A block of data:
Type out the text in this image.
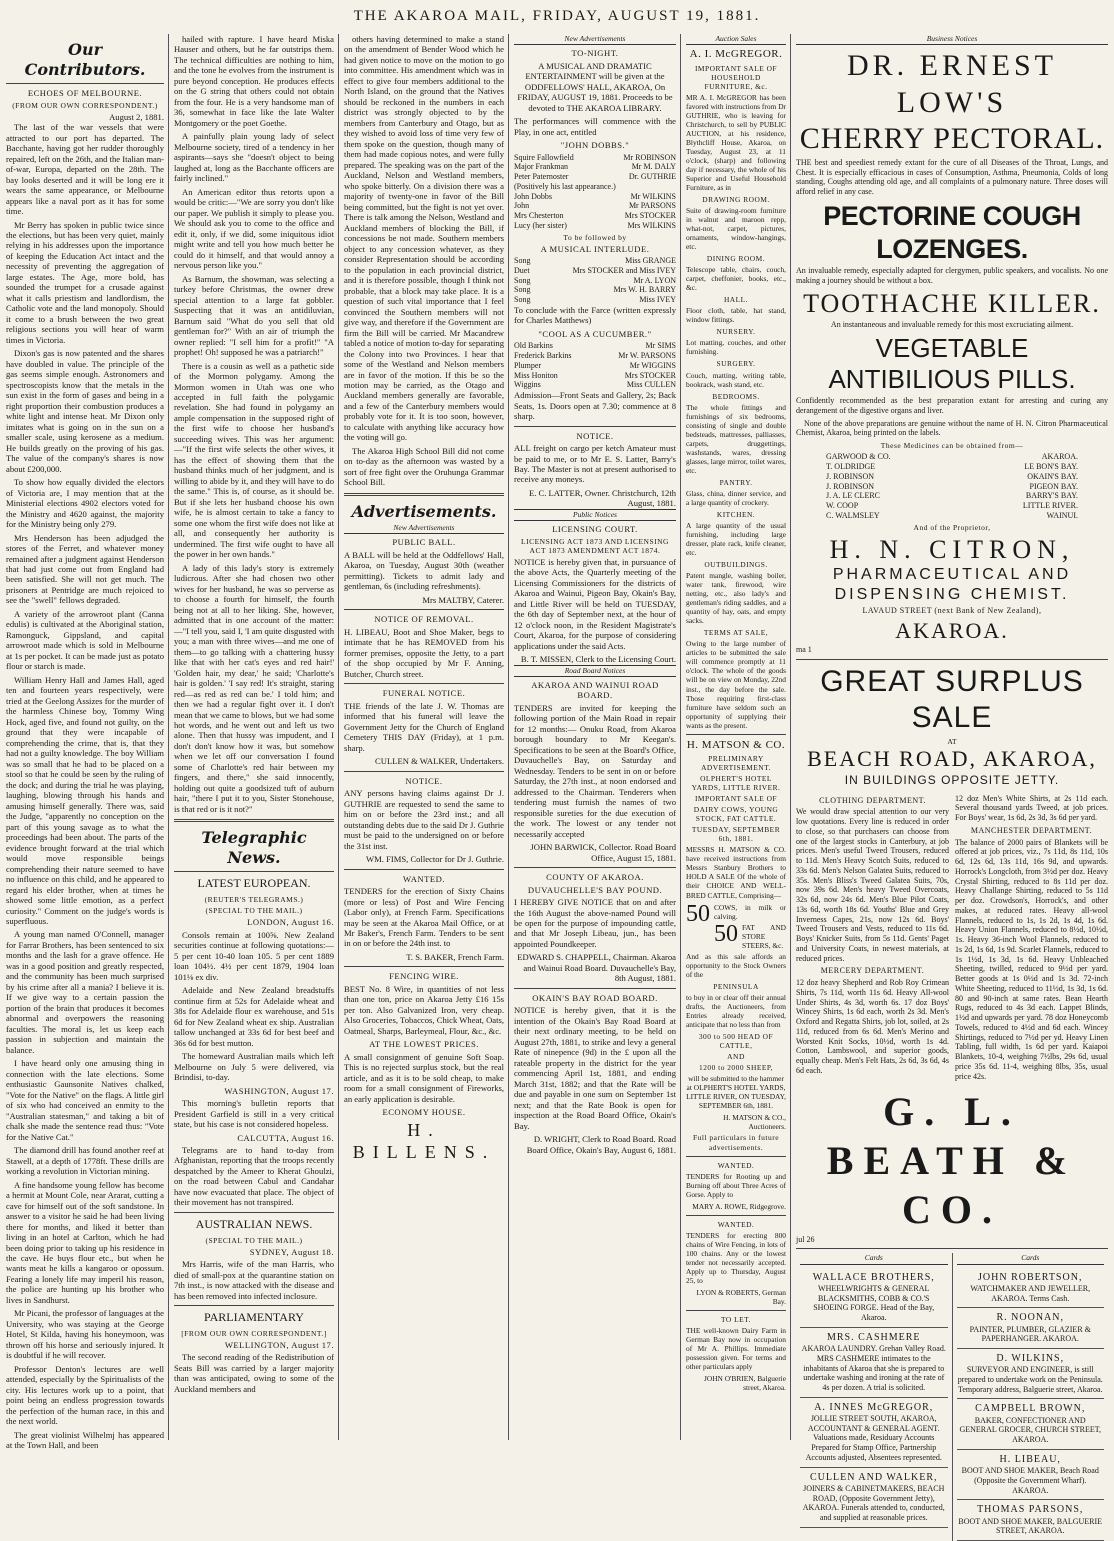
THE AKAROA MAIL, FRIDAY, AUGUST 19, 1881.
Our Contributors.
ECHOES OF MELBOURNE.
(FROM OUR OWN CORRESPONDENT.)
August 2, 1881.

The last of the war vessels that were attracted to our port has departed. The Bacchante, having got her rudder thoroughly repaired, left on the 26th, and the Italian man-of-war, Europa, departed on the 28th. The bay looks deserted and it will be long ere it wears the same appearance, or Melbourne appears like a naval port as it has for some time.

Mr Berry has spoken in public twice since the elections, but has been very quiet, mainly relying in his addresses upon the importance of keeping the Education Act intact and the necessity of preventing the aggregation of large estates. The Age, more bold, has sounded the trumpet for a crusade against what it calls priestism and landlordism, the Catholic vote and the land monopoly. Should it come to a brush between the two great religious sections you will hear of warm times in Victoria.

Dixon's gas is now patented and the shares have doubled in value. The principle of the gas seems simple enough. Astronomers and spectroscopists know that the metals in the sun exist in the form of gases and being in a right proportion their combustion produces a white light and intense heat. Mr Dixon only imitates what is going on in the sun on a smaller scale, using kerosene as a medium. He builds greatly on the proving of his gas. The value of the company's shares is now about £200,000.

To show how equally divided the electors of Victoria are, I may mention that at the Ministerial elections 4902 electors voted for the Ministry and 4620 against, the majority for the Ministry being only 279.

Mrs Henderson has been adjudged the stores of the Ferret, and whatever money remained after a judgment against Henderson that had just come out from England had been satisfied. She will not get much. The prisoners at Pentridge are much rejoiced to see the "swell" fellows degraded.

A variety of the arrowroot plant (Canna edulis) is cultivated at the Aboriginal station, Ramonguck, Gippsland, and capital arrowroot made which is sold in Melbourne at 1s per pocket. It can be made just as potato flour or starch is made.

William Henry Hall and James Hall, aged ten and fourteen years respectively, were tried at the Geelong Assizes for the murder of the harmless Chinese boy, Tommy Wing Hock, aged five, and found not guilty, on the ground that they were incapable of comprehending the crime, that is, that they had not a guilty knowledge. The boy William was so small that he had to be placed on a stool so that he could be seen by the ruling of the dock; and during the trial he was playing, laughing, blowing through his hands and amusing himself generally. There was, said the Judge, "apparently no conception on the part of this young savage as to what the proceedings had been about. The parts of the evidence brought forward at the trial which would move responsible beings comprehending their nature seemed to have no influence on this child, and he appeared to regard his elder brother, when at times he showed some little emotion, as a perfect curiosity." Comment on the judge's words is superfluous.

A young man named O'Connell, manager for Farrar Brothers, has been sentenced to six months and the lash for a grave offence. He was in a good position and greatly respected, and the community has been much surprised by his crime after all a mania? I believe it is. If we give way to a certain passion the portion of the brain that produces it becomes abnormal and overpowers the reasoning faculties. The moral is, let us keep each passion in subjection and maintain the balance.

I have heard only one amusing thing in connection with the late elections. Some enthusiastic Gaunsonite Natives chalked, "Vote for the Native" on the flags. A little girl of six who had conceived an enmity to the "Australian statesman," and taking a bit of chalk she made the sentence read thus: "Vote for the Native Cat."

The diamond drill has found another reef at Stawell, at a depth of 1778ft. These drills are working a revolution in Victorian mining.

A fine handsome young fellow has become a hermit at Mount Cole, near Ararat, cutting a cave for himself out of the soft sandstone. In answer to a visitor he said he had been living there for months, and liked it better than living in an hotel at Carlton, which he had been doing prior to taking up his residence in the cave. He buys flour etc., but when he wants meat he kills a kangaroo or opossum. Fearing a lonely life may imperil his reason, the police are hunting up his brother who lives in Sandhurst.

Mr Picani, the professor of languages at the University, who was staying at the George Hotel, St Kilda, having his honeymoon, was thrown off his horse and seriously injured. It is doubtful if he will recover.

Professor Denton's lectures are well attended, especially by the Spiritualists of the city. His lectures work up to a point, that point being an endless progression towards the perfection of the human race, in this and the next world.

The great violinist Wilhelmj has appeared at the Town Hall, and been

hailed with rapture. I have heard Miska Hauser and others, but he far outstrips them. The technical difficulties are nothing to him, and the tone he evolves from the instrument is pure beyond conception. He produces effects on the G string that others could not obtain from the four. He is a very handsome man of 36, somewhat in face like the late Walter Montgomery or the poet Goethe.

A painfully plain young lady of select Melbourne society, tired of a tendency in her aspirants—says she "doesn't object to being laughed at, long as the Bacchante officers are fairly inclined."

An American editor thus retorts upon a would be critic:—"We are sorry you don't like our paper. We publish it simply to please you. We should ask you to come to the office and edit it, only, if we did, some iniquitous idiot might write and tell you how much better he could do it himself, and that would annoy a nervous person like you."

As Barnum, the showman, was selecting a turkey before Christmas, the owner drew special attention to a large fat gobbler. Suspecting that it was an antidiluvian, Barnum said "What do you sell that old gentleman for?" With an air of triumph the owner replied: "I sell him for a profit!" "A prophet! Oh! supposed he was a patriarch!"

There is a cousin as well as a pathetic side of the Mormon polygamy. Among the Mormon women in Utah was one who accepted in full faith the polygamic revelation. She had found in polygamy an ample compensation in the supposed right of the first wife to choose her husband's succeeding wives. This was her argument:—"If the first wife selects the other wives, it has the effect of showing them that the husband thinks much of her judgment, and is willing to abide by it, and they will have to do the same." This is, of course, as it should be. But if she lets her husband choose his own wife, he is almost certain to take a fancy to some one whom the first wife does not like at all, and consequently her authority is undermined. The first wife ought to have all the power in her own hands."

A lady of this lady's story is extremely ludicrous. After she had chosen two other wives for her husband, he was so perverse as to choose a fourth for himself, the fourth being not at all to her liking. She, however, admitted that in one account of the matter:—"I tell you, said I, 'I am quite disgusted with you; a man with three wives—and me one of them—to go talking with a chattering hussy like that with her cat's eyes and red hair!' 'Golden hair, my dear,' he said; 'Charlotte's hair is golden.' 'I say red! It's straight, staring red—as red as red can be.' I told him; and then we had a regular fight over it. I don't mean that we came to blows, but we had some hot words, and he went out and left us two alone. Then that hussy was impudent, and I don't don't know how it was, but somehow when we let off our conversation I found some of Charlotte's red hair between my fingers, and there," she said innocently, holding out quite a goodsized tuft of auburn hair, "there I put it to you, Sister Stonehouse, is that red or is it not?"

Telegraphic News.
LATEST EUROPEAN.
(REUTER'S TELEGRAMS.)
(SPECIAL TO THE MAIL.)
LONDON, August 16.

Consols remain at 100⅝. New Zealand securities continue at following quotations:—5 per cent 10-40 loan 105. 5 per cent 1889 loan 104½. 4½ per cent 1879, 1904 loan 101⅛ ex div.

Adelaide and New Zealand breadstuffs continue firm at 52s for Adelaide wheat and 38s for Adelaide flour ex warehouse, and 51s 6d for New Zealand wheat ex ship. Australian tallow unchanged at 33s 6d for best beef and 36s 6d for best mutton.

The homeward Australian mails which left Melbourne on July 5 were delivered, via Brindisi, to-day.

WASHINGTON, August 17.

This morning's bulletin reports that President Garfield is still in a very critical state, but his case is not considered hopeless.

CALCUTTA, August 16.

Telegrams are to hand to-day from Afghanistan, reporting that the troops recently despatched by the Ameer to Kherat Ghoulzi, on the road between Cabul and Candahar have now evacuated that place. The object of their movement has not transpired.

AUSTRALIAN NEWS.
(SPECIAL TO THE MAIL.)
SYDNEY, August 18.

Mrs Harris, wife of the man Harris, who died of small-pox at the quarantine station on 7th inst., is now attacked with the disease and has been removed into infected inclosure.

PARLIAMENTARY
[FROM OUR OWN CORRESPONDENT.]
WELLINGTON, August 17.

The second reading of the Redistribution of Seats Bill was carried by a larger majority than was anticipated, owing to some of the Auckland members and

others having determined to make a stand on the amendment of Bender Wood which he had given notice to move on the motion to go into committee. His amendment which was in effect to give four members additional to the North Island, on the ground that the Natives should be reckoned in the numbers in each district was strongly objected to by the members from Canterbury and Otago, but as they wished to avoid loss of time very few of them spoke on the question, though many of them had made copious notes, and were fully prepared. The speaking was on the part of the Auckland, Nelson and Westland members, who spoke bitterly. On a division there was a majority of twenty-one in favor of the Bill being committed, but the fight is not yet over. There is talk among the Nelson, Westland and Auckland members of blocking the Bill, if concessions be not made. Southern members object to any concession whatever, as they consider Representation should be according to the population in each provincial district, and it is therefore possible, though I think not probable, that a block may take place. It is a question of such vital importance that I feel convinced the Southern members will not give way, and therefore if the Government are firm the Bill will be carried. Mr Macandrew tabled a notice of motion to-day for separating the Colony into two Provinces. I hear that some of the Westland and Nelson members are in favor of the motion. If this be so the motion may be carried, as the Otago and Auckland members generally are favorable, and a few of the Canterbury members would probably vote for it. It is too soon, however, to calculate with anything like accuracy how the voting will go.

The Akaroa High School Bill did not come on to-day as the afternoon was wasted by a sort of free fight over the Oruhunga Grammar School Bill.

Advertisements.
New Advertisements
PUBLIC BALL.

A BALL will be held at the Oddfellows' Hall, Akaroa, on Tuesday, August 30th (weather permitting). Tickets to admit lady and gentleman, 6s (including refreshments).

Mrs MALTBY, Caterer.
NOTICE OF REMOVAL.

H. LIBEAU, Boot and Shoe Maker, begs to intimate that he has REMOVED from his former premises, opposite the Jetty, to a part of the shop occupied by Mr F. Anning, Butcher, Church street.

FUNERAL NOTICE.

THE friends of the late J. W. Thomas are informed that his funeral will leave the Government Jetty for the Church of England Cemetery THIS DAY (Friday), at 1 p.m. sharp.

CULLEN & WALKER, Undertakers.
NOTICE.

ANY persons having claims against Dr J. GUTHRIE are requested to send the same to him on or before the 23rd inst.; and all outstanding debts due to the said Dr J. Guthrie must be paid to the undersigned on or before the 31st inst.

WM. FIMS, Collector for Dr J. Guthrie.
WANTED.

TENDERS for the erection of Sixty Chains (more or less) of Post and Wire Fencing (Labor only), at French Farm. Specifications may be seen at the Akaroa Mail Office, or at Mr Baker's, French Farm. Tenders to be sent in on or before the 24th inst. to

T. S. BAKER, French Farm.
FENCING WIRE.

BEST No. 8 Wire, in quantities of not less than one ton, price on Akaroa Jetty £16 15s per ton. Also Galvanized Iron, very cheap. Also Groceries, Tobaccos, Chick Wheat, Oats, Oatmeal, Sharps, Barleymeal, Flour, &c., &c.

AT THE LOWEST PRICES.

A small consignment of genuine Soft Soap. This is no rejected surplus stock, but the real article, and as it is to be sold cheap, to make room for a small consignment of Fireworks, an early application is desirable.

ECONOMY HOUSE.
H. BILLENS.
New Advertisements
TO-NIGHT.

A MUSICAL AND DRAMATIC ENTERTAINMENT will be given at the ODDFELLOWS' HALL, AKAROA, On FRIDAY, AUGUST 19, 1881. Proceeds to be devoted to THE AKAROA LIBRARY.

The performances will commence with the Play, in one act, entitled

"JOHN DOBBS."
Squire Fallowfield	Mr ROBINSON
Major Frankman	Mr M. DALY
Peter Paternoster	Dr. GUTHRIE
(Positively his last appearance.)
John Dobbs	Mr WILKINS
John	Mr PARSONS
Mrs Chesterton	Mrs STOCKER
Lucy (her sister)	Mrs WILKINS
To be followed by
A MUSICAL INTERLUDE.
Song	Miss GRANGE
Duet	Mrs STOCKER and Miss IVEY
Song	Mr A. LYON
Song	Mrs W. H. BARRY
Song	Miss IVEY

To conclude with the Farce (written expressly for Charles Matthews)

"COOL AS A CUCUMBER."
Old Barkins	Mr SIMS
Frederick Barkins	Mr W. PARSONS
Plumper	Mr WIGGINS
Miss Honiton	Mrs STOCKER
Wiggins	Miss CULLEN

Admission—Front Seats and Gallery, 2s; Back Seats, 1s. Doors open at 7.30; commence at 8 sharp.

NOTICE.

ALL freight on cargo per ketch Amateur must be paid to me, or to Mr E. S. Latter, Barry's Bay. The Master is not at present authorised to receive any moneys.

E. C. LATTER, Owner. Christchurch, 12th August, 1881.
Public Notices
LICENSING COURT.
LICENSING ACT 1873 AND LICENSING ACT 1873 AMENDMENT ACT 1874.

NOTICE is hereby given that, in pursuance of the above Acts, the Quarterly meeting of the Licensing Commissioners for the districts of Akaroa and Wainui, Pigeon Bay, Okain's Bay, and Little River will be held on TUESDAY, the 6th day of September next, at the hour of 12 o'clock noon, in the Resident Magistrate's Court, Akaroa, for the purpose of considering applications under the said Acts.

B. T. MISSEN, Clerk to the Licensing Court.
Road Board Notices
AKAROA AND WAINUI ROAD BOARD.

TENDERS are invited for keeping the following portion of the Main Road in repair for 12 months:— Onuku Road, from Akaroa borough boundary to Mr Keegan's. Specifications to be seen at the Board's Office, Duvauchelle's Bay, on Saturday and Wednesday. Tenders to be sent in on or before Saturday, the 27th inst., at noon endorsed and addressed to the Chairman. Tenderers when tendering must furnish the names of two responsible sureties for the due execution of the work. The lowest or any tender not necessarily accepted

JOHN BARWICK, Collector. Road Board Office, August 15, 1881.
COUNTY OF AKAROA.
DUVAUCHELLE'S BAY POUND.

I HEREBY GIVE NOTICE that on and after the 16th August the above-named Pound will be open for the purpose of impounding cattle, and that Mr Joseph Libeau, jun., has been appointed Poundkeeper.

EDWARD S. CHAPPELL, Chairman. Akaroa and Wainui Road Board. Duvauchelle's Bay, 8th August, 1881.
OKAIN'S BAY ROAD BOARD.

NOTICE is hereby given, that it is the intention of the Okain's Bay Road Board at their next ordinary meeting, to be held on August 27th, 1881, to strike and levy a general Rate of ninepence (9d) in the £ upon all the rateable property in the district for the year commencing April 1st, 1881, and ending March 31st, 1882; and that the Rate will be due and payable in one sum on September 1st next; and that the Rate Book is open for inspection at the Road Board Office, Okain's Bay.

D. WRIGHT, Clerk to Road Board. Road Board Office, Okain's Bay, August 6, 1881.
Auction Sales
A. I. McGREGOR.
IMPORTANT SALE OF HOUSEHOLD FURNITURE, &c.

MR A. I. McGREGOR has been favored with instructions from Dr GUTHRIE, who is leaving for Christchurch, to sell by PUBLIC AUCTION, at his residence, Blythcliff House, Akaroa, on Tuesday, August 23, at 11 o'clock, (sharp) and following day if necessary, the whole of his Superior and Useful Household Furniture, as in

DRAWING ROOM.

Suite of drawing-room furniture in walnut and maroon repp, what-not, carpet, pictures, ornaments, window-hangings, etc.

DINING ROOM.

Telescope table, chairs, couch, carpet, cheffonier, books, etc., &c.

HALL.

Floor cloth, table, hat stand, window fittings.

NURSERY.

Lot matting, couches, and other furnishing.

SURGERY.

Couch, matting, writing table, bookrack, wash stand, etc.

BEDROOMS.

The whole fittings and furnishings of six bedrooms, consisting of single and double bedsteads, mattresses, palliasses, carpets, druggettings, washstands, wares, dressing glasses, large mirror, toilet wares, etc.

PANTRY.

Glass, china, dinner service, and a large quantity of crockery.

KITCHEN.

A large quantity of the usual furnishing, including large dresser, plate rack, knife cleaner, etc.

OUTBUILDINGS.

Patent mangle, washing boiler, water tank, firewood, wire netting, etc., also lady's and gentleman's riding saddles, and a quantity of hay, oats, and empty sacks.

TERMS AT SALE,

Owing to the large number of articles to be submitted the sale will commence promptly at 11 o'clock. The whole of the goods will be on view on Monday, 22nd inst., the day before the sale. Those requiring first-class furniture have seldom such an opportunity of supplying their wants as the present.

H. MATSON & CO.
PRELIMINARY ADVERTISEMENT.
OLPHERT'S HOTEL YARDS, LITTLE RIVER.
IMPORTANT SALE OF
DAIRY COWS, YOUNG STOCK, FAT CATTLE.
TUESDAY, SEPTEMBER 6th, 1881.

MESSRS H. MATSON & CO. have received instructions from Messrs Stanbury Brothers to HOLD A SALE Of the whole of their CHOICE AND WELL-BRED CATTLE, Comprising—

50 COWS, in milk or calving.
50 FAT AND STORE STEERS, &c.

And as this sale affords an opportunity to the Stock Owners of the

PENINSULA

to buy in or clear off their annual drafts, the Auctioneers, from Entries already received, anticipate that no less than from

300 to 500 HEAD OF CATTLE,
AND
1200 to 2000 SHEEP,

will be submitted to the hammer at OLPHERT'S HOTEL YARDS, LITTLE RIVER, ON TUESDAY, SEPTEMBER 6th, 1881.

H. MATSON & CO., Auctioneers.
Full particulars in future advertisements.
WANTED.

TENDERS for Rooting up and Burning off about Three Acres of Gorse. Apply to

MARY A. ROWE, Ridgegrove.
WANTED.

TENDERS for erecting 800 chains of Wire Fencing, in lots of 100 chains. Any or the lowest tender not necessarily accepted. Apply up to Thursday, August 25, to

LYON & ROBERTS, German Bay.
TO LET.

THE well-known Dairy Farm in German Bay now in occupation of Mr A. Phillips. Immediate possession given. For terms and other particulars apply

JOHN O'BRIEN, Balguerie street, Akaroa.
Business Notices
DR. ERNEST LOW'S
CHERRY PECTORAL.

THE best and speediest remedy extant for the cure of all Diseases of the Throat, Lungs, and Chest. It is especially efficacious in cases of Consumption, Asthma, Pneumonia, Colds of long standing, Coughs attending old age, and all complaints of a pulmonary nature. Three doses will afford relief in any case.

PECTORINE COUGH LOZENGES.

An invaluable remedy, especially adapted for clergymen, public speakers, and vocalists. No one making a journey should be without a box.

TOOTHACHE KILLER.

An instantaneous and invaluable remedy for this most excruciating ailment.

VEGETABLE ANTIBILIOUS PILLS.

Confidently recommended as the best preparation extant for arresting and curing any derangement of the digestive organs and liver.

None of the above preparations are genuine without the name of H. N. Citron Pharmaceutical Chemist, Akaroa, being printed on the labels.

These Medicines can be obtained from—
GARWOOD & CO.	AKAROA.
T. OLDRIDGE	LE BON'S BAY.
J. ROBINSON	OKAIN'S BAY.
J. ROBINSON	PIGEON BAY.
J. A. LE CLERC	BARRY'S BAY.
W. COOP	LITTLE RIVER.
C. WALMSLEY	WAINUI.
And of the Proprietor,
H. N. CITRON,
PHARMACEUTICAL AND DISPENSING CHEMIST.
LAVAUD STREET (next Bank of New Zealand),
AKAROA.
ma 1
GREAT SURPLUS SALE
AT
BEACH ROAD, AKAROA,
IN BUILDINGS OPPOSITE JETTY.
CLOTHING DEPARTMENT.

We would draw special attention to our very low quotations. Every line is reduced in order to close, so that purchasers can choose from one of the largest stocks in Canterbury, at job prices. Men's useful Tweed Trousers, reduced to 11d. Men's Heavy Scotch Suits, reduced to 33s 6d. Men's Nelson Galatea Suits, reduced to 35s. Men's Bliss's Tweed Galatea Suits, 70s, now 39s 6d. Men's heavy Tweed Overcoats, 32s 6d, now 24s 6d. Men's Blue Pilot Coats, 13s 6d, worth 18s 6d. Youths' Blue and Grey Inverness Capes, 21s, now 12s 6d. Boys' Tweed Trousers and Vests, reduced to 11s 6d. Boys' Knicker Suits, from 5s 11d. Gents' Paget and University Coats, in newest materials, at reduced prices.

MERCERY DEPARTMENT.

12 doz heavy Shepherd and Rob Roy Crimean Shirts, 7s 11d, worth 11s 6d. Heavy All-wool Under Shirts, 4s 3d, worth 6s. 17 doz Boys' Wincey Shirts, 1s 6d each, worth 2s 3d. Men's Oxford and Regatta Shirts, job lot, soiled, at 2s 11d, reduced from 6s 6d. Men's Merino and Worsted Knit Socks, 10½d, worth 1s 4d. Cotton, Lambswool, and superior goods, equally cheap. Men's Felt Hats, 2s 6d, 3s 6d, 4s 6d each.

12 doz Men's White Shirts, at 2s 11d each. Several thousand yards Tweed, at job prices. For Boys' wear, 1s 6d, 2s 3d, 3s 6d per yard.

MANCHESTER DEPARTMENT.

The balance of 2000 pairs of Blankets will be offered at job prices, viz., 7s 11d, 8s 11d, 10s 6d, 12s 6d, 13s 11d, 16s 9d, and upwards. Horrock's Longcloth, from 3½d per doz. Heavy Crystal Shirting, reduced to 8s 11d per doz. Heavy Challange Shirting, reduced to 5s 11d per doz. Crowdson's, Horrock's, and other makes, at reduced rates. Heavy all-wool Flannels, reduced to 1s, 1s 2d, 1s 4d, 1s 6d. Heavy Union Flannels, reduced to 8½d, 10½d, 1s. Heavy 36-inch Wool Flannels, reduced to 1s 2d, 1s 6d, 1s 9d. Scarlet Flannels, reduced to 1s 1½d, 1s 3d, 1s 6d. Heavy Unbleached Sheeting, twilled, reduced to 9½d per yard. Better goods at 1s 0½d and 1s 3d. 72-inch White Sheeting, reduced to 11½d, 1s 3d, 1s 6d. 80 and 90-inch at same rates. Bean Hearth Rugs, reduced to 4s 3d each. Lappet Blinds, 1½d and upwards per yard. 78 doz Honeycomb Towels, reduced to 4½d and 6d each. Wincey Shirtings, reduced to 7½d per yd. Heavy Linen Tabling, full width, 1s 6d per yard. Kaiapoi Blankets, 10-4, weighing 7½lbs, 29s 6d, usual price 35s 6d. 11-4, weighing 8lbs, 35s, usual price 42s.

G. L. BEATH & CO.
jul 26
Cards
WALLACE BROTHERS,
WHEELWRIGHTS & GENERAL BLACKSMITHS, COBB & CO.'S SHOEING FORGE. Head of the Bay, Akaroa.
MRS. CASHMERE
AKAROA LAUNDRY. Grehan Valley Road. MRS CASHMERE intimates to the inhabitants of Akaroa that she is prepared to undertake washing and ironing at the rate of 4s per dozen. A trial is solicited.
A. INNES McGREGOR,
JOLLIE STREET SOUTH, AKAROA, ACCOUNTANT & GENERAL AGENT. Valuations made, Residuary Accounts Prepared for Stamp Office, Partnership Accounts adjusted, Absentees represented.
CULLEN AND WALKER,
JOINERS & CABINETMAKERS, BEACH ROAD, (Opposite Government Jetty), AKAROA. Funerals attended to, conducted, and supplied at reasonable prices.
Cards
JOHN ROBERTSON,
WATCHMAKER AND JEWELLER, AKAROA. Terms Cash.
R. NOONAN,
PAINTER, PLUMBER, GLAZIER & PAPERHANGER. AKAROA.
D. WILKINS,
SURVEYOR AND ENGINEER, is still prepared to undertake work on the Peninsula. Temporary address, Balguerie street, Akaroa.
CAMPBELL BROWN,
BAKER, CONFECTIONER AND GENERAL GROCER, CHURCH STREET, AKAROA.
H. LIBEAU,
BOOT AND SHOE MAKER, Beach Road (Opposite the Government Wharf). AKAROA.
THOMAS PARSONS,
BOOT AND SHOE MAKER, BALGUERIE STREET, AKAROA.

The problem: Answer with one number: how many lines in the listing hold "than".

Task answer: 4